§ To be done: In the listing below, locate the lines bearing the word "初来报道". Copy every one of them.

§ Lines of data:
****

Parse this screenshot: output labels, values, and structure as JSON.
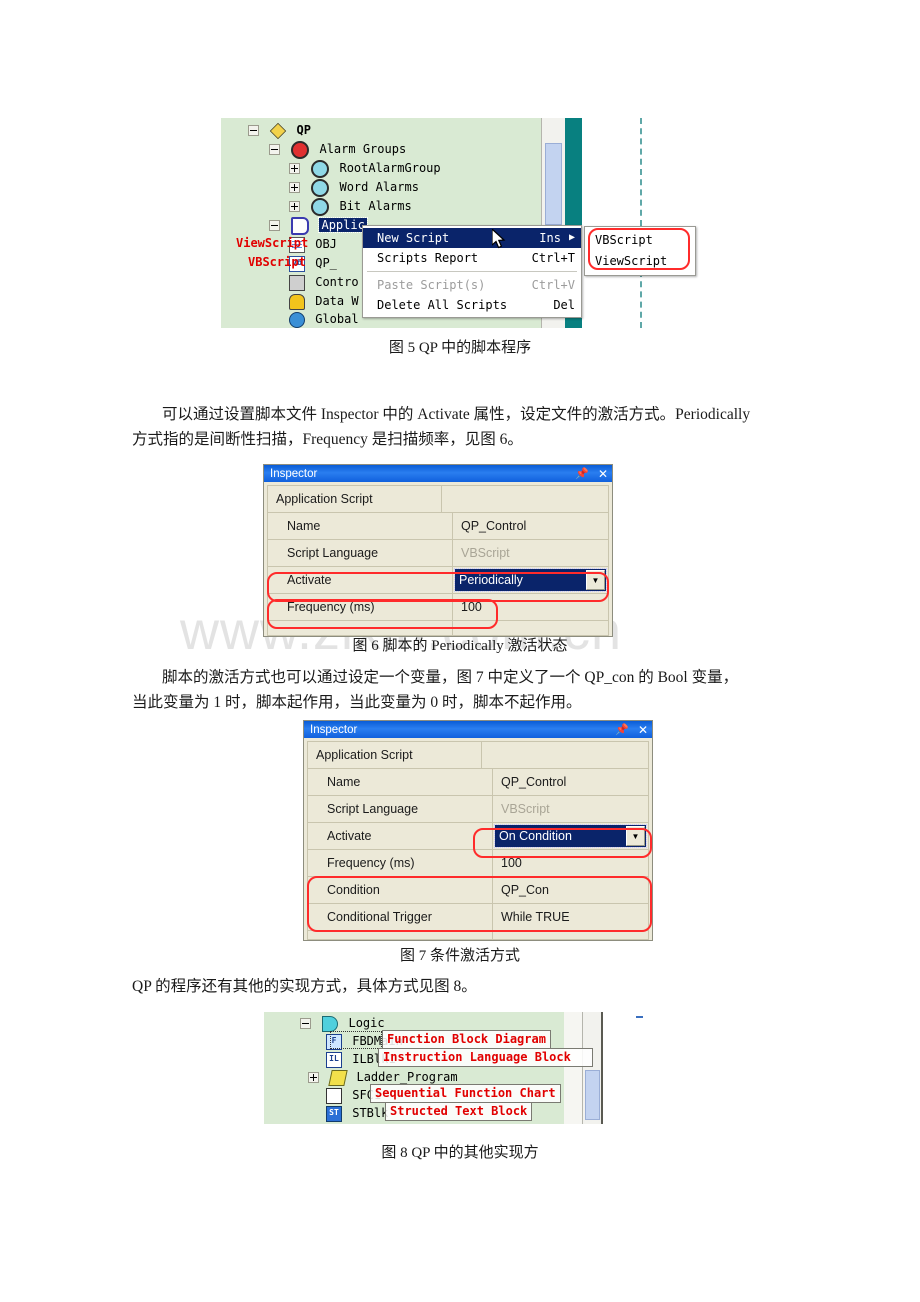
{
  "document": {
    "watermark": "www.zixin.com.cn",
    "paragraphs": [
      {
        "id": "p1",
        "lines": [
          "可以通过设置脚本文件 Inspector 中的 Activate 属性，设定文件的激活方式。Periodically",
          "方式指的是间断性扫描，Frequency 是扫描频率，见图 6。"
        ]
      },
      {
        "id": "p2",
        "lines": [
          "脚本的激活方式也可以通过设定一个变量，图 7 中定义了一个 QP_con 的 Bool 变量，",
          "当此变量为 1 时，脚本起作用，当此变量为 0 时，脚本不起作用。"
        ]
      },
      {
        "id": "p3",
        "lines": [
          "QP 的程序还有其他的实现方式，具体方式见图 8。"
        ]
      }
    ],
    "captions": {
      "fig5": "图 5 QP 中的脚本程序",
      "fig6": "图 6  脚本的 Periodically 激活状态",
      "fig7": "图 7  条件激活方式",
      "fig8": "图 8 QP 中的其他实现方"
    }
  },
  "figure5": {
    "tree": [
      {
        "label": "QP",
        "icon": "diamond-icon",
        "toggle": "minus",
        "indent": 0,
        "bold": true
      },
      {
        "label": "Alarm Groups",
        "icon": "alarm-clock-red-icon",
        "toggle": "minus",
        "indent": 1
      },
      {
        "label": "RootAlarmGroup",
        "icon": "alarm-clock-cyan-icon",
        "toggle": "plus",
        "indent": 2
      },
      {
        "label": "Word Alarms",
        "icon": "alarm-clock-cyan-icon",
        "toggle": "plus",
        "indent": 2
      },
      {
        "label": "Bit Alarms",
        "icon": "alarm-clock-cyan-icon",
        "toggle": "plus",
        "indent": 2
      },
      {
        "label": "Applic",
        "icon": "book-icon",
        "toggle": "minus",
        "indent": 1,
        "selected": true
      },
      {
        "label": "OBJ",
        "icon": "document-icon",
        "toggle": "none",
        "indent": 2
      },
      {
        "label": "QP_",
        "icon": "vbscript-icon",
        "toggle": "none",
        "indent": 2
      },
      {
        "label": "Contro",
        "icon": "computer-icon",
        "toggle": "none",
        "indent": 2
      },
      {
        "label": "Data W",
        "icon": "hardhat-icon",
        "toggle": "none",
        "indent": 2
      },
      {
        "label": "Global",
        "icon": "globe-icon",
        "toggle": "none",
        "indent": 2
      }
    ],
    "annotations": [
      {
        "text": "ViewScript",
        "color": "#e10000"
      },
      {
        "text": "VBScript",
        "color": "#e10000"
      }
    ],
    "context_menu": [
      {
        "label": "New Script",
        "accel": "Ins",
        "submenu": true,
        "selected": true,
        "disabled": false
      },
      {
        "label": "Scripts Report",
        "accel": "Ctrl+T",
        "submenu": false,
        "selected": false,
        "disabled": false
      },
      {
        "separator": true
      },
      {
        "label": "Paste Script(s)",
        "accel": "Ctrl+V",
        "submenu": false,
        "selected": false,
        "disabled": true
      },
      {
        "label": "Delete All Scripts",
        "accel": "Del",
        "submenu": false,
        "selected": false,
        "disabled": false
      }
    ],
    "submenu": [
      {
        "label": "VBScript"
      },
      {
        "label": "ViewScript"
      }
    ]
  },
  "figure6": {
    "title": "Inspector",
    "pin_icon": "pin-icon",
    "close_icon": "close-icon",
    "rows": [
      {
        "label": "Application Script",
        "value": "",
        "indent": false,
        "dim": false,
        "combo": false,
        "highlight": false
      },
      {
        "label": "Name",
        "value": "QP_Control",
        "indent": true,
        "dim": false,
        "combo": false,
        "highlight": false
      },
      {
        "label": "Script Language",
        "value": "VBScript",
        "indent": true,
        "dim": true,
        "combo": false,
        "highlight": false
      },
      {
        "label": "Activate",
        "value": "Periodically",
        "indent": true,
        "dim": false,
        "combo": true,
        "highlight": true
      },
      {
        "label": "Frequency (ms)",
        "value": "100",
        "indent": true,
        "dim": false,
        "combo": false,
        "highlight": true
      }
    ]
  },
  "figure7": {
    "title": "Inspector",
    "pin_icon": "pin-icon",
    "close_icon": "close-icon",
    "rows": [
      {
        "label": "Application Script",
        "value": "",
        "indent": false,
        "dim": false,
        "combo": false
      },
      {
        "label": "Name",
        "value": "QP_Control",
        "indent": true,
        "dim": false,
        "combo": false
      },
      {
        "label": "Script Language",
        "value": "VBScript",
        "indent": true,
        "dim": true,
        "combo": false
      },
      {
        "label": "Activate",
        "value": "On Condition",
        "indent": true,
        "dim": false,
        "combo": true
      },
      {
        "label": "Frequency (ms)",
        "value": "100",
        "indent": true,
        "dim": false,
        "combo": false
      },
      {
        "label": "Condition",
        "value": "QP_Con",
        "indent": true,
        "dim": false,
        "combo": false
      },
      {
        "label": "Conditional Trigger",
        "value": "While TRUE",
        "indent": true,
        "dim": false,
        "combo": false
      }
    ]
  },
  "figure8": {
    "tree": [
      {
        "label": "Logic",
        "icon": "logic-icon",
        "toggle": "minus",
        "indent": 0,
        "annotation": ""
      },
      {
        "label": "FBDMain",
        "icon": "fbd-icon",
        "toggle": "none",
        "indent": 1,
        "annotation": "Function Block Diagram"
      },
      {
        "label": "ILBlk1",
        "icon": "il-icon",
        "toggle": "none",
        "indent": 1,
        "annotation": "Instruction Language Block"
      },
      {
        "label": "Ladder_Program",
        "icon": "ladder-icon",
        "toggle": "plus",
        "indent": 1,
        "annotation": ""
      },
      {
        "label": "SFC1",
        "icon": "sfc-icon",
        "toggle": "none",
        "indent": 1,
        "annotation": "Sequential Function Chart"
      },
      {
        "label": "STBlk",
        "icon": "st-icon",
        "toggle": "none",
        "indent": 1,
        "annotation": "Structed Text Block"
      }
    ]
  }
}
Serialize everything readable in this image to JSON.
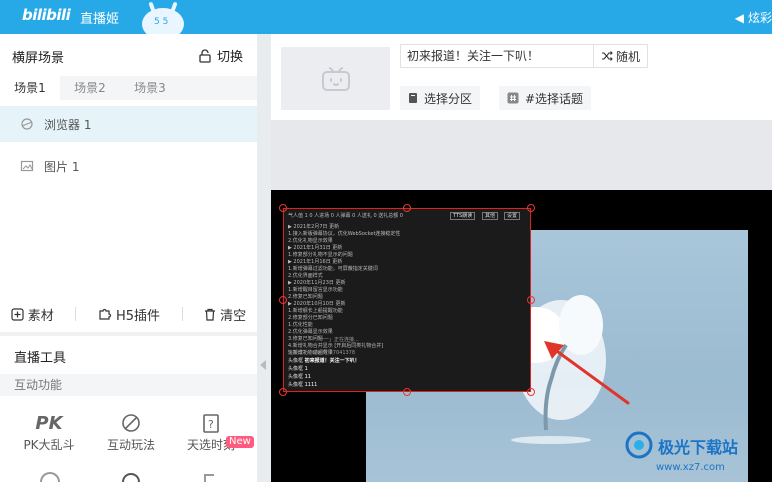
{
  "topbar": {
    "logo": "bilibili",
    "app_name": "直播姬",
    "right_text": "炫彩"
  },
  "scene_panel": {
    "title": "横屏场景",
    "switch_label": "切换",
    "tabs": [
      {
        "label": "场景1"
      },
      {
        "label": "场景2"
      },
      {
        "label": "场景3"
      }
    ],
    "items": [
      {
        "label": "浏览器 1"
      },
      {
        "label": "图片 1"
      }
    ],
    "toolbar": {
      "material": "素材",
      "h5_plugin": "H5插件",
      "clear": "清空"
    }
  },
  "tools_panel": {
    "title": "直播工具",
    "section": "互动功能",
    "tools": [
      {
        "label": "PK大乱斗"
      },
      {
        "label": "互动玩法"
      },
      {
        "label": "天选时刻"
      }
    ],
    "new_badge": "New"
  },
  "info": {
    "title_value": "初来报道！关注一下叭！",
    "random_label": "随机",
    "category_label": "选择分区",
    "topic_label": "#选择话题"
  },
  "overlay": {
    "header": "气人值 1  0 人进场  0 人弹幕  0 人送礼  0 送礼总额 0",
    "buttons": [
      "TTS朗读",
      "其他",
      "设置"
    ],
    "lines": [
      "▶ 2021年2月7日 更新",
      "1.接入新版弹幕协议，优化WebSocket连接稳定性",
      "2.优化礼物显示效果",
      "▶ 2021年1月31日 更新",
      "1.修复部分礼物不显示的问题",
      "▶ 2021年1月16日 更新",
      "1.新增弹幕过滤功能，可屏蔽指定关键词",
      "2.优化界面样式",
      "▶ 2020年11月23日 更新",
      "1.新增醒目留言显示功能",
      "2.修复已知问题",
      "▶ 2020年10月10日 更新",
      "1.新增舰长上船提醒功能",
      "2.修复部分已知问题",
      "1.优化性能",
      "2.优化弹幕显示效果",
      "3.修复已知问题",
      "4.新增礼物合并显示 [开启后同类礼物合并]",
      "5.新增礼物动画效果"
    ],
    "separator": "「一一」正在连接...",
    "notice": "连接成功，房间号 27041378",
    "danmaku": [
      {
        "user": "头像框",
        "text": "初来报道！关注一下叭！"
      },
      {
        "user": "头像框",
        "text": "1"
      },
      {
        "user": "头像框",
        "text": "11"
      },
      {
        "user": "头像框",
        "text": "1111"
      }
    ]
  },
  "watermark": {
    "brand": "极光下载站",
    "url": "www.xz7.com"
  }
}
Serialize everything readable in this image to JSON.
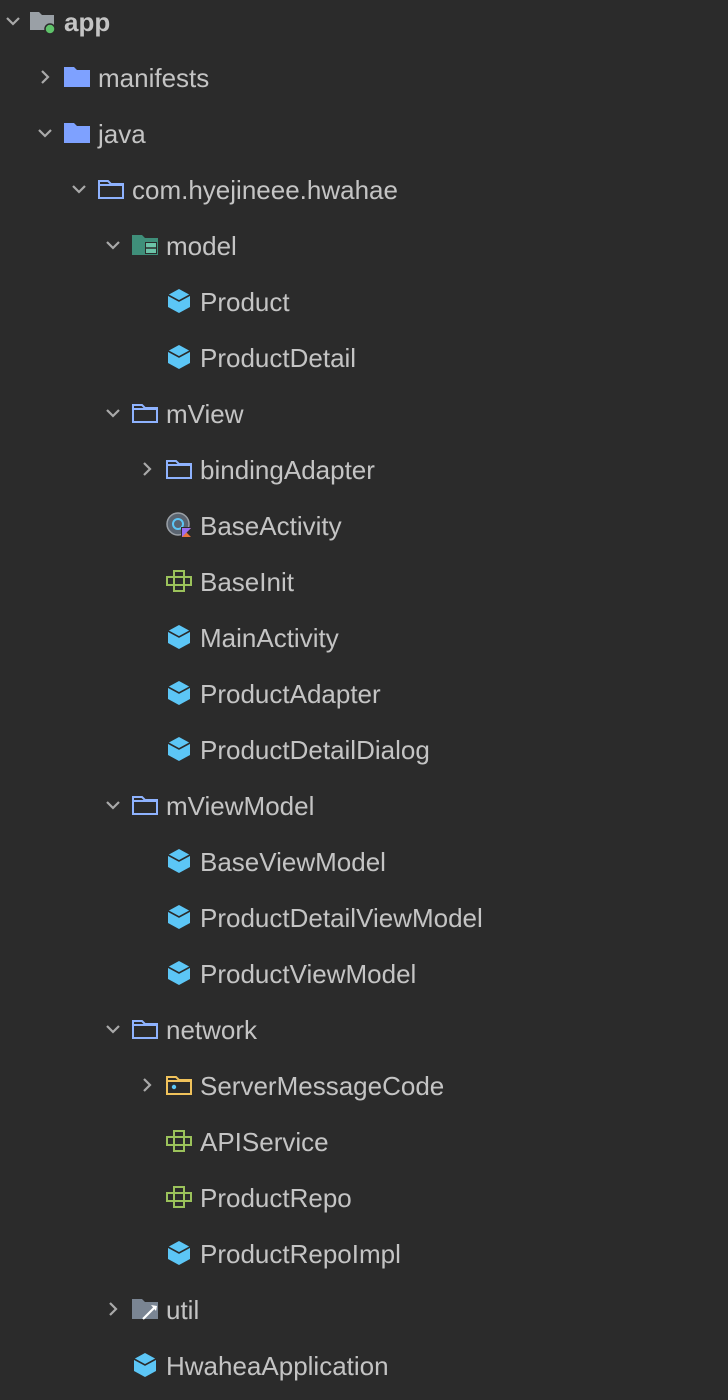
{
  "colors": {
    "background": "#2b2b2b",
    "text": "#c4c4c4",
    "chevron": "#a9a9a9",
    "folder_blue": "#7ea1ff",
    "package_outline": "#8fb3ff",
    "class_cyan": "#5cc6f6",
    "interface_green": "#9bc25b",
    "resources_teal": "#4aa68e",
    "enum_folder_orange": "#f0c25b",
    "module_gray": "#9aa0a6"
  },
  "tree": {
    "app": "app",
    "manifests": "manifests",
    "java": "java",
    "package": "com.hyejineee.hwahae",
    "model": "model",
    "model_product": "Product",
    "model_product_detail": "ProductDetail",
    "mview": "mView",
    "binding_adapter": "bindingAdapter",
    "base_activity": "BaseActivity",
    "base_init": "BaseInit",
    "main_activity": "MainActivity",
    "product_adapter": "ProductAdapter",
    "product_detail_dialog": "ProductDetailDialog",
    "mviewmodel": "mViewModel",
    "base_view_model": "BaseViewModel",
    "product_detail_view_model": "ProductDetailViewModel",
    "product_view_model": "ProductViewModel",
    "network": "network",
    "server_message_code": "ServerMessageCode",
    "api_service": "APIService",
    "product_repo": "ProductRepo",
    "product_repo_impl": "ProductRepoImpl",
    "util": "util",
    "hwahea_application": "HwaheaApplication"
  }
}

****

§ Solution for this problem:
    "title_value": "初来报道！关注一下叭！",
        "text": "初来报道！关注一下叭！"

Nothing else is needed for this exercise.